Your goal
Copy out each line of the material below that holds the string "Information".

Figure collection entries
━━━━━━━━━━━━━━━━

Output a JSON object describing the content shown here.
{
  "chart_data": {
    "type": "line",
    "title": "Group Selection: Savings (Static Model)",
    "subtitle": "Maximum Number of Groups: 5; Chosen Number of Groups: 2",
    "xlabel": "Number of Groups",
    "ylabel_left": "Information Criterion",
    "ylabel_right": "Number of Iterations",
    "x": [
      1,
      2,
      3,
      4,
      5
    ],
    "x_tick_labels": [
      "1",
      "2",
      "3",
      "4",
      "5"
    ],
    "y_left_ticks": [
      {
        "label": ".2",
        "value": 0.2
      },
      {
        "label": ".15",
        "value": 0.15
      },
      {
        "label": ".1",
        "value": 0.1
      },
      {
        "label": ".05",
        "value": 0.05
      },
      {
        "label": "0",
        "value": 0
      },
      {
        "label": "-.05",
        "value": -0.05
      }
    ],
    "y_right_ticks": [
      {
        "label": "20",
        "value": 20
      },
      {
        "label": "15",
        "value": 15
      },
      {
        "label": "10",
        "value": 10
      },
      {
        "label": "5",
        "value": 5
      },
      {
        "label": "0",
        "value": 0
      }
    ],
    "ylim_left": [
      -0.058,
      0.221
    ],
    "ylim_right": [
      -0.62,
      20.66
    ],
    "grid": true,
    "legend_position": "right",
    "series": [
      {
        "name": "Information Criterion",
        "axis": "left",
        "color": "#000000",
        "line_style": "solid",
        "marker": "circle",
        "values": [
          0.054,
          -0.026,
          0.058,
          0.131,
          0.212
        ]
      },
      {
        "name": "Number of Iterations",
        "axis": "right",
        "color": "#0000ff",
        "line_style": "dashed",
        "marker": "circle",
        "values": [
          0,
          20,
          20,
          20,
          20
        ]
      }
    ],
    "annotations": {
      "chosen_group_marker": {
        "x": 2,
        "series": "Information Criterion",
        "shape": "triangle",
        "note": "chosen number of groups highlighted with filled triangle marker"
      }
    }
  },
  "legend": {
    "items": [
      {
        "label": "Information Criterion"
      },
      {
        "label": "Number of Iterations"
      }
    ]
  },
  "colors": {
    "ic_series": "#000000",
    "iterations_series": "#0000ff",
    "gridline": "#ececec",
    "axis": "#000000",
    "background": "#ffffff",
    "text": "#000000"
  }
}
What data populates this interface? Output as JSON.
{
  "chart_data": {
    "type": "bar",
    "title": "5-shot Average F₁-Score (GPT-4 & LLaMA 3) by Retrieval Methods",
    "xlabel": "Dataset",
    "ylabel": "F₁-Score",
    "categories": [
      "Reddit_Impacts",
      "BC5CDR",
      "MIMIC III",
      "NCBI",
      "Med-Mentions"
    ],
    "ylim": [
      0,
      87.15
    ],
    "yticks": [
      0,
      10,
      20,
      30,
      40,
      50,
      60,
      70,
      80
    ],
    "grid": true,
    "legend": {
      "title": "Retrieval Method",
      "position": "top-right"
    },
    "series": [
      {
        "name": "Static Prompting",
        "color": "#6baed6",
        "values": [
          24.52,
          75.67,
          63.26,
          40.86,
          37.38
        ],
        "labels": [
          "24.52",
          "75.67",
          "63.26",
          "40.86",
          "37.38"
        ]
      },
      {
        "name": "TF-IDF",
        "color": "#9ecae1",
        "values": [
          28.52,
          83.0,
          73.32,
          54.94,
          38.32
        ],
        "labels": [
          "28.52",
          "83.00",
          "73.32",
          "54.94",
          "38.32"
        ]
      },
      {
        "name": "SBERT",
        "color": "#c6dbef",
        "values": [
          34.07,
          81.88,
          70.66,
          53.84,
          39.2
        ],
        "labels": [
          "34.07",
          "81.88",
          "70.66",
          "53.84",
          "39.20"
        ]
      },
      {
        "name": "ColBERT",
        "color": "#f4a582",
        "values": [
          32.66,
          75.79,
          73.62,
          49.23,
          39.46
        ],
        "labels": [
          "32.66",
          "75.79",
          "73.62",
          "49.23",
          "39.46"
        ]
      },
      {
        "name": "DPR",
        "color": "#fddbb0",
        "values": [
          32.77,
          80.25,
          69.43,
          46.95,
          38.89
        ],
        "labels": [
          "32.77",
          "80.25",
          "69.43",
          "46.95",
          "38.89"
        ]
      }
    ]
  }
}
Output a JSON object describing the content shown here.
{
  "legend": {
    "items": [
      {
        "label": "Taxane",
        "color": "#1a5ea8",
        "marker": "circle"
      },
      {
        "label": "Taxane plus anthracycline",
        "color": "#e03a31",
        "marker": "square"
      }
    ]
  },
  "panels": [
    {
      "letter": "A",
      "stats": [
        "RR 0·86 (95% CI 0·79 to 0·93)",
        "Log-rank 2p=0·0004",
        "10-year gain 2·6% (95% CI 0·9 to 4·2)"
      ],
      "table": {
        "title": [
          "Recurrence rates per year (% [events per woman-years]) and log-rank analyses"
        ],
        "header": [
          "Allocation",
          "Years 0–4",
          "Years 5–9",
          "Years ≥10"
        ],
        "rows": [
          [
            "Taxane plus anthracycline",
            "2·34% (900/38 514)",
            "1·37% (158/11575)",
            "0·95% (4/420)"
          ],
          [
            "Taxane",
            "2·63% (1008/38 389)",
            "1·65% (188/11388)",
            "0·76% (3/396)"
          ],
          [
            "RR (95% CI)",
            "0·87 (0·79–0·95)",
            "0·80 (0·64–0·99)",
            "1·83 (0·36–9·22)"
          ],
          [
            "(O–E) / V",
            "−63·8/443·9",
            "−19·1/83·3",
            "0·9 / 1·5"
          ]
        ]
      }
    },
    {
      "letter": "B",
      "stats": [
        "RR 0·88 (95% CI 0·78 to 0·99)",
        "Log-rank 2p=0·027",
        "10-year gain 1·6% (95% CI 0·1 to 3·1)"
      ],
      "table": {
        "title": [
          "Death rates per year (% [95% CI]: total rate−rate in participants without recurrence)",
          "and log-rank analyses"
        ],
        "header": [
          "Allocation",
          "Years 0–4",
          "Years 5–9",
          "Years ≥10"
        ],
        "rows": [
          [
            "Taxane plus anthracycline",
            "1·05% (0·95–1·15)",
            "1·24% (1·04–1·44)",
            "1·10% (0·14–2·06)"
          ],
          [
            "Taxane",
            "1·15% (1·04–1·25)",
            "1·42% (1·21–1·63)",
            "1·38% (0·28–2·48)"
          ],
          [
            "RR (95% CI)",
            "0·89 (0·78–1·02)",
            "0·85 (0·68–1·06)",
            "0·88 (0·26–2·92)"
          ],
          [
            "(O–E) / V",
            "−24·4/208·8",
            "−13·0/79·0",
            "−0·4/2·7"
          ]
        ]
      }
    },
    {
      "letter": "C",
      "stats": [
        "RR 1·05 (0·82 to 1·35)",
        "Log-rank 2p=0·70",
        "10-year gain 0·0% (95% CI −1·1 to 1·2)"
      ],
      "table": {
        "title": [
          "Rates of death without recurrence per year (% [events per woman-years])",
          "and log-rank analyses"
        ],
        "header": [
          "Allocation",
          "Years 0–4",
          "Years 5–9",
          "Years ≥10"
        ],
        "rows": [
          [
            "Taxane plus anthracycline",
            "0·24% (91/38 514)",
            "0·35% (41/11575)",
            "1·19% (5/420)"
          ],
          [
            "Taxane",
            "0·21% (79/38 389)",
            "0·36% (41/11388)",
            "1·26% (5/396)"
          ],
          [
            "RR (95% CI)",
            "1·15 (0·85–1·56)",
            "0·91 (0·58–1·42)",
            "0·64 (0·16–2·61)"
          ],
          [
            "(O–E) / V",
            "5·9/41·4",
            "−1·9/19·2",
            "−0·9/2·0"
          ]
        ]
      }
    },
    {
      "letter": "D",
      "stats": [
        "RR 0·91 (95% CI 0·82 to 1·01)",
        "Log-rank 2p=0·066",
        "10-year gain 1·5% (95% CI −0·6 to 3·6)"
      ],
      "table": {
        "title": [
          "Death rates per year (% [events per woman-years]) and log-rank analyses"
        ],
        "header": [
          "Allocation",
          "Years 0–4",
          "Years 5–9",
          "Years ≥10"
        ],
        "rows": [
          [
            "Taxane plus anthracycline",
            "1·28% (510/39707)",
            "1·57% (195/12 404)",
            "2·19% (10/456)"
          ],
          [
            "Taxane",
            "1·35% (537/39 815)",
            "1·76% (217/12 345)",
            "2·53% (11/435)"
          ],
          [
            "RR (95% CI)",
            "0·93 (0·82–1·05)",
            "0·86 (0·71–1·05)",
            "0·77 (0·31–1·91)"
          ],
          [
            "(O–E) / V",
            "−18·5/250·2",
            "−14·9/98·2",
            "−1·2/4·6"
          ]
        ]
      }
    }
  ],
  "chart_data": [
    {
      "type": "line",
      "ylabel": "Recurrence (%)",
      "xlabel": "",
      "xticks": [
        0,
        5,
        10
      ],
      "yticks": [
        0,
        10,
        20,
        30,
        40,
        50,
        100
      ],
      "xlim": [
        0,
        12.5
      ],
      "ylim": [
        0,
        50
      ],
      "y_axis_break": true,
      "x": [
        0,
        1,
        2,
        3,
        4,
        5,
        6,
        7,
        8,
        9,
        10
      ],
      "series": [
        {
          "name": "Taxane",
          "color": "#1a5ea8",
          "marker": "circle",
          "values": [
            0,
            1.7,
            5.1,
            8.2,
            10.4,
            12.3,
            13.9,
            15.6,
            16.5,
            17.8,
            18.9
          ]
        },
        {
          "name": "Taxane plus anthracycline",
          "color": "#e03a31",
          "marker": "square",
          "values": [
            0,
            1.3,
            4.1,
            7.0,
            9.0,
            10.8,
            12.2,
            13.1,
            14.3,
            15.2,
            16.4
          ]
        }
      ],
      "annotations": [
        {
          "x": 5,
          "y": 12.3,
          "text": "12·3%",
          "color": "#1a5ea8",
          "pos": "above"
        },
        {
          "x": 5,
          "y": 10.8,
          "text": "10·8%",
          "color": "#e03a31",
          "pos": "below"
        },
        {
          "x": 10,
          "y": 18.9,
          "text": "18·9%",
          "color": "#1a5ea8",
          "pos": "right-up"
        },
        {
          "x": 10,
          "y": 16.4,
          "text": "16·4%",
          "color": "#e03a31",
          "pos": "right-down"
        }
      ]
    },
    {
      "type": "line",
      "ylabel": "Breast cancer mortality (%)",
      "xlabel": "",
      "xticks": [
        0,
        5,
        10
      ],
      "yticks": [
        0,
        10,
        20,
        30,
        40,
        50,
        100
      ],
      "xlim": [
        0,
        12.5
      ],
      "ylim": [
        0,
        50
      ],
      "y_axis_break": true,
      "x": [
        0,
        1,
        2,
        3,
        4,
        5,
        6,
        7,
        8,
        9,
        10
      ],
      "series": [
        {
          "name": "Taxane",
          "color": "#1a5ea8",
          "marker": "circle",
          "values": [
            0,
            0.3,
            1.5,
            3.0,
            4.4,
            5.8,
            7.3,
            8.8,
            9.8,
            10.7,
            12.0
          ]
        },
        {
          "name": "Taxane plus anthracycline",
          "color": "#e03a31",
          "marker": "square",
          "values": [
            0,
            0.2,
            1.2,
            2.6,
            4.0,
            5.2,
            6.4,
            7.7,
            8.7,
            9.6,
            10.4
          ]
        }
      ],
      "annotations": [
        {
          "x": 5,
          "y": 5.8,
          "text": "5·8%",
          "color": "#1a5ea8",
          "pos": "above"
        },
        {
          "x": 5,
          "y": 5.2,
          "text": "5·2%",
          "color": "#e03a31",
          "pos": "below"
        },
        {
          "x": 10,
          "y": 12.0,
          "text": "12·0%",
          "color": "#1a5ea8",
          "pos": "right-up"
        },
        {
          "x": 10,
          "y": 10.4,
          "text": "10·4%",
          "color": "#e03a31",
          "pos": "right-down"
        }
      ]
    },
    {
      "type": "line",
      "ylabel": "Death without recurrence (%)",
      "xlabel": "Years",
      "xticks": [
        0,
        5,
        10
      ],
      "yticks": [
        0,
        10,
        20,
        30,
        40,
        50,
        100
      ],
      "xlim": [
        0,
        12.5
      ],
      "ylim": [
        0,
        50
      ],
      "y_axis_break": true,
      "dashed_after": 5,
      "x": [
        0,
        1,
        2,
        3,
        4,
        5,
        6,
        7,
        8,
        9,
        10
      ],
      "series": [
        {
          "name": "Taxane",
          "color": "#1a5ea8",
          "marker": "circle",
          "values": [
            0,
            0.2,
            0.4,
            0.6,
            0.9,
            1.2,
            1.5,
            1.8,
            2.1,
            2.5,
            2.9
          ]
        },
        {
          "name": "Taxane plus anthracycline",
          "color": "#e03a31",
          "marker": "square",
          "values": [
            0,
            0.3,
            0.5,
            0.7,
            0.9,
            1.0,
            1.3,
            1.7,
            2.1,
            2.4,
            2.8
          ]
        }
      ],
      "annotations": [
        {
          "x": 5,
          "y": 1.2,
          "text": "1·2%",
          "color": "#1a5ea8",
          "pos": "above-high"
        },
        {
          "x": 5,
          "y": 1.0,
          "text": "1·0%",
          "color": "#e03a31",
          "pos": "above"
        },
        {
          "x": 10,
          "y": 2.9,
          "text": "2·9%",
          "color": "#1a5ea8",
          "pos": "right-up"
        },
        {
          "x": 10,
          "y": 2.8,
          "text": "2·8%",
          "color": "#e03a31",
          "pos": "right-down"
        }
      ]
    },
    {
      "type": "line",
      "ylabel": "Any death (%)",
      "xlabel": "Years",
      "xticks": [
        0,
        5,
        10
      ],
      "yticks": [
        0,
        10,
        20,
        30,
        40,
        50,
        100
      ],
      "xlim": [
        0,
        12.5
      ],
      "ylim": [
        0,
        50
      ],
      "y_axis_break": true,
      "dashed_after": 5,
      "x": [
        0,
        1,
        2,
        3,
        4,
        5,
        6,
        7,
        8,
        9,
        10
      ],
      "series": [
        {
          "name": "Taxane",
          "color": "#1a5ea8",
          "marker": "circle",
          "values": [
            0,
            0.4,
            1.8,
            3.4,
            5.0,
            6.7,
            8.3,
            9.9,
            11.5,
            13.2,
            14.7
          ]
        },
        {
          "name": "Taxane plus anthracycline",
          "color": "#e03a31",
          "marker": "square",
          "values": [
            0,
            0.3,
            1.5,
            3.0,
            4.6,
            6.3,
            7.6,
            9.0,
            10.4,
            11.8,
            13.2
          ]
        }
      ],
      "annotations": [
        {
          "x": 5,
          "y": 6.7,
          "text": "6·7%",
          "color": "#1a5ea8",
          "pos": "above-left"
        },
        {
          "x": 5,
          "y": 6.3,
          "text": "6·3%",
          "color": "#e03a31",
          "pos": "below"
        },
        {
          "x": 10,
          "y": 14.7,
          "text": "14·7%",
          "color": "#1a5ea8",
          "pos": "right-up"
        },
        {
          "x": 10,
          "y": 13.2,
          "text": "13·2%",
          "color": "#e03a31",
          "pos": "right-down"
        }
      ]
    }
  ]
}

━━━━━━━━━━━━━━━━

Exercise answer
    "ylabel_left": "Information Criterion",
        "name": "Information Criterion",
        "series": "Information Criterion",
        "label": "Information Criterion"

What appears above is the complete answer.